■ Exercise materials:
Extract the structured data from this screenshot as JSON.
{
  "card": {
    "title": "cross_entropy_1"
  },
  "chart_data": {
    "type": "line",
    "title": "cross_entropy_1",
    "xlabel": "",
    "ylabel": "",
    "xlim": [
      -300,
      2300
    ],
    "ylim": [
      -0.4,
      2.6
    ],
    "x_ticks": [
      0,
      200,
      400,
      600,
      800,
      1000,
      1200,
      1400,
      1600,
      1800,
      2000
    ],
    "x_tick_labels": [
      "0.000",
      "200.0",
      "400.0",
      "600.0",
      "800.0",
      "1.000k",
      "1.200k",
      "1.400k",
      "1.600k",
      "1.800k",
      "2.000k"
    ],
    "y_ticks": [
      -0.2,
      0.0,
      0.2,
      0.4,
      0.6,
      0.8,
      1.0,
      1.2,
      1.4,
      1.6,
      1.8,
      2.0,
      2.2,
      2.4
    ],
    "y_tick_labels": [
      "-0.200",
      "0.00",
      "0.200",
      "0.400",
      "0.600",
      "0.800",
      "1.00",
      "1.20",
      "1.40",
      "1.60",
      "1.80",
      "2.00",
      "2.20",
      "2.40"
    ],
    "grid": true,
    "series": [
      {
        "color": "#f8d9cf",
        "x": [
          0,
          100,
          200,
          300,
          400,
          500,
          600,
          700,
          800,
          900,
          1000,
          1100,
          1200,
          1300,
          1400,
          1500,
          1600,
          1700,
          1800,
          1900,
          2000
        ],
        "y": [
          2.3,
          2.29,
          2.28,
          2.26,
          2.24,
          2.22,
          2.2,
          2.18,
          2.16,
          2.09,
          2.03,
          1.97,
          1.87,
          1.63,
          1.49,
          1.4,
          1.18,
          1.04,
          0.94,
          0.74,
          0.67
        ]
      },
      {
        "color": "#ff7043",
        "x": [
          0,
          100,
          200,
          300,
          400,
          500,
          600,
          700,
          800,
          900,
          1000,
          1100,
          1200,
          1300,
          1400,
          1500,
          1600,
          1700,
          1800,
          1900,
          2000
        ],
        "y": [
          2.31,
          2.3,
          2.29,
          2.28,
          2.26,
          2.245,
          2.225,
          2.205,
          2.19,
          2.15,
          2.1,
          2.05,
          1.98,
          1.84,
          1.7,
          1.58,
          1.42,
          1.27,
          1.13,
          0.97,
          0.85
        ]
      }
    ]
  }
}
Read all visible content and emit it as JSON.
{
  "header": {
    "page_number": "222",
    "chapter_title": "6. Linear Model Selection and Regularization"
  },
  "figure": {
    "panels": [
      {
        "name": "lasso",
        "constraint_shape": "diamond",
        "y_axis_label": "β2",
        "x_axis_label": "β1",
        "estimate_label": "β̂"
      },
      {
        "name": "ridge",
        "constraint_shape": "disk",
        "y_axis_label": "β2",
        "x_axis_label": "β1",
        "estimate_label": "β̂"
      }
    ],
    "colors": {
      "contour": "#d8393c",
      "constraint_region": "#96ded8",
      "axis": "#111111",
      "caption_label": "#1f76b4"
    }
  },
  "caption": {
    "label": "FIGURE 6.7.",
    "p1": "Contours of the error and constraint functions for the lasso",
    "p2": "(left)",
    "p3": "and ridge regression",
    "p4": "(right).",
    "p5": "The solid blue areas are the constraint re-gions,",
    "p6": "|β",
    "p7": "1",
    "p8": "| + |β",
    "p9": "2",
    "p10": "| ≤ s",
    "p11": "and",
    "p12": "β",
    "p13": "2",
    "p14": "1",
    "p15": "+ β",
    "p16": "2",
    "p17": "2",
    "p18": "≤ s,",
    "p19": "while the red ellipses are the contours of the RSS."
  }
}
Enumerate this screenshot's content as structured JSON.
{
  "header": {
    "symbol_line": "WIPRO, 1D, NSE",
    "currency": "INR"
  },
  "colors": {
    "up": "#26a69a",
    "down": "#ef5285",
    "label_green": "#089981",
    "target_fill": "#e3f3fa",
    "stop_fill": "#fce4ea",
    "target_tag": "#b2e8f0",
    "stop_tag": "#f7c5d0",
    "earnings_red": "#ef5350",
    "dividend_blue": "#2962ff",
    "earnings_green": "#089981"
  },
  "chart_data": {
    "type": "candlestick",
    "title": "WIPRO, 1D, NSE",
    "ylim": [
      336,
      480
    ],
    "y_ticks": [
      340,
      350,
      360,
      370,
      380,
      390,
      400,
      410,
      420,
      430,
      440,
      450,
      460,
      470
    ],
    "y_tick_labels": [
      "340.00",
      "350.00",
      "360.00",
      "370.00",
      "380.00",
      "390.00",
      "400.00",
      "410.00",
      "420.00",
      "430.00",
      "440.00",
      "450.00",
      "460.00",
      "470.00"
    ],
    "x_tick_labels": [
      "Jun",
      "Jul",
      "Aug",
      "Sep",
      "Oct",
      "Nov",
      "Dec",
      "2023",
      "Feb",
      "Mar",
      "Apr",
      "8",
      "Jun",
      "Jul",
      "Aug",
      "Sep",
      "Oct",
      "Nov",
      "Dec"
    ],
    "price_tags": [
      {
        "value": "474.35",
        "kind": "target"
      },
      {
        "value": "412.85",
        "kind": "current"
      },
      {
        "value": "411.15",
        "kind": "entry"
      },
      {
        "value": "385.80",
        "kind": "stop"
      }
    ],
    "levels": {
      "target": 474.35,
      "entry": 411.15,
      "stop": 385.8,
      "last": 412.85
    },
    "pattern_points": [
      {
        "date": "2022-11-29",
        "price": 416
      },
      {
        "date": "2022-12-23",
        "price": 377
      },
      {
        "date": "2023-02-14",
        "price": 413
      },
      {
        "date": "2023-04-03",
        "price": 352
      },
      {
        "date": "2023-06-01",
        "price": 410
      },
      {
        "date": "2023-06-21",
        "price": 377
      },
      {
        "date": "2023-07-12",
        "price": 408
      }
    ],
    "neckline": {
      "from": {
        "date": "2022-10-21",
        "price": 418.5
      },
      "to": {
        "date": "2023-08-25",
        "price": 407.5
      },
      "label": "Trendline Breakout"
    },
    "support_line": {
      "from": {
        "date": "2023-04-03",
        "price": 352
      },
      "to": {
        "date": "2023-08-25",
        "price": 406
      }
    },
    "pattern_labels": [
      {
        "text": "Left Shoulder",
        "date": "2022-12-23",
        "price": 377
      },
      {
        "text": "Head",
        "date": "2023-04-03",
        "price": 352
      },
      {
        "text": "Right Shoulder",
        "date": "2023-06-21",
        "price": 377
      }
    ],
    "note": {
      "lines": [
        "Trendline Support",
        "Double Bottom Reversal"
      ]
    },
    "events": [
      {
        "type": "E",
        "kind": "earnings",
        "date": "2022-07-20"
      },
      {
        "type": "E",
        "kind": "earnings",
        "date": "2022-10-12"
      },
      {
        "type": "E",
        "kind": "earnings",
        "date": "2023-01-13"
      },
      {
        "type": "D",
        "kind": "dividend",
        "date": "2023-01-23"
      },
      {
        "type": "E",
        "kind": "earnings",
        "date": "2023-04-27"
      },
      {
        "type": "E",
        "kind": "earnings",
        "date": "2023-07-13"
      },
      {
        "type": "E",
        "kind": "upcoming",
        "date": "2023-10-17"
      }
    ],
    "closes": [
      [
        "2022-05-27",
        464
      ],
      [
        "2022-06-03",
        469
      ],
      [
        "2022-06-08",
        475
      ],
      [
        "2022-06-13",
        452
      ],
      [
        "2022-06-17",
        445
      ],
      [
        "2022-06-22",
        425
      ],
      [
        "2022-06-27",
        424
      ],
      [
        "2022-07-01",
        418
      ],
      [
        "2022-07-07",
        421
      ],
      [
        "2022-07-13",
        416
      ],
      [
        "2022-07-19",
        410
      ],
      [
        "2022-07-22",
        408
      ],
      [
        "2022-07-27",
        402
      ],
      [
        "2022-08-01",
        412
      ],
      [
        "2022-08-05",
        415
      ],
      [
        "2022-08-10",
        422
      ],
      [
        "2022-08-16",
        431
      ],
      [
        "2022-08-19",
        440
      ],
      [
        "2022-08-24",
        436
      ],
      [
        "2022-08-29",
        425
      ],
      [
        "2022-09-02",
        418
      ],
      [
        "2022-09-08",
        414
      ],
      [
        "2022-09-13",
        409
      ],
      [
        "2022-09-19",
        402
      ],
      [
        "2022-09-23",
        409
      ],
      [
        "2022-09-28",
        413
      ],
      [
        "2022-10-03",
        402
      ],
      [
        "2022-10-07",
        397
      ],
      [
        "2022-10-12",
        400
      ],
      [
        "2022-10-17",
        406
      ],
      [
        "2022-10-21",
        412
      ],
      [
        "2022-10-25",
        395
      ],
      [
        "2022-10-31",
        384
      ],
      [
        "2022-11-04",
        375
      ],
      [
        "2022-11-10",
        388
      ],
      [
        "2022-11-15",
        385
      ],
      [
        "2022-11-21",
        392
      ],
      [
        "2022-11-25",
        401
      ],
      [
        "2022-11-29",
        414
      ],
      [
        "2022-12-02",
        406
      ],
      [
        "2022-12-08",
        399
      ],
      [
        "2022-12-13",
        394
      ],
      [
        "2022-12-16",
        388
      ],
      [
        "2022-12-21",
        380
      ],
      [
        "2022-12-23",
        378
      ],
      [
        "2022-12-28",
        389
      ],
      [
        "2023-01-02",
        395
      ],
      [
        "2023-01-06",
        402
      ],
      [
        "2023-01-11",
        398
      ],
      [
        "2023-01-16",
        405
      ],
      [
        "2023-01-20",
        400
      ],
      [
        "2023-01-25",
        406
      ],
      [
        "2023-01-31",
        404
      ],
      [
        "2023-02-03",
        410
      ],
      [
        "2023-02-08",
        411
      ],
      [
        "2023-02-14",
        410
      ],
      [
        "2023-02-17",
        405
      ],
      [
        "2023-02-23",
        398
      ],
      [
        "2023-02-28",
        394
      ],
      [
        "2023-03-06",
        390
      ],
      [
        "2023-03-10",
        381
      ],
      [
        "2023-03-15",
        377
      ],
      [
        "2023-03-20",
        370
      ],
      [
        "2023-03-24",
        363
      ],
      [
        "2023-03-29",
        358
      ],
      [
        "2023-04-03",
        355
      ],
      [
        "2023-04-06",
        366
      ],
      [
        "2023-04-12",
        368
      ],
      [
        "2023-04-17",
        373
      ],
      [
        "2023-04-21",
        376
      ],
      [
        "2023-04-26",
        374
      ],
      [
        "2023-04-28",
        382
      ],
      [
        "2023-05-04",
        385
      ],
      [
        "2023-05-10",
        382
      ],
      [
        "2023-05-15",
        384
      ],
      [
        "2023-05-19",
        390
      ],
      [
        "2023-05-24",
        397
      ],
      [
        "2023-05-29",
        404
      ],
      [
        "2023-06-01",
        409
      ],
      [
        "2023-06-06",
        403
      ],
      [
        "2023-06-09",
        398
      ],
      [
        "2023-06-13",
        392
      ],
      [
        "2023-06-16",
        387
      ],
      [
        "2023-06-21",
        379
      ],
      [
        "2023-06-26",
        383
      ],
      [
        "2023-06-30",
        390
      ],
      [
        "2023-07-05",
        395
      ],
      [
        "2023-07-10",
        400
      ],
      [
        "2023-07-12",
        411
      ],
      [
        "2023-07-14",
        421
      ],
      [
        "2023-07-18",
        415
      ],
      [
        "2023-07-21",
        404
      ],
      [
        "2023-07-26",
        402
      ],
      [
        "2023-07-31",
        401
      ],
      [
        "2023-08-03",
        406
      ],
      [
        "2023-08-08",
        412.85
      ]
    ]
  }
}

■ Work to complete: Pick out each line that holds the string "Shoulder".

■ Output:
        "text": "Left Shoulder",
        "text": "Right Shoulder",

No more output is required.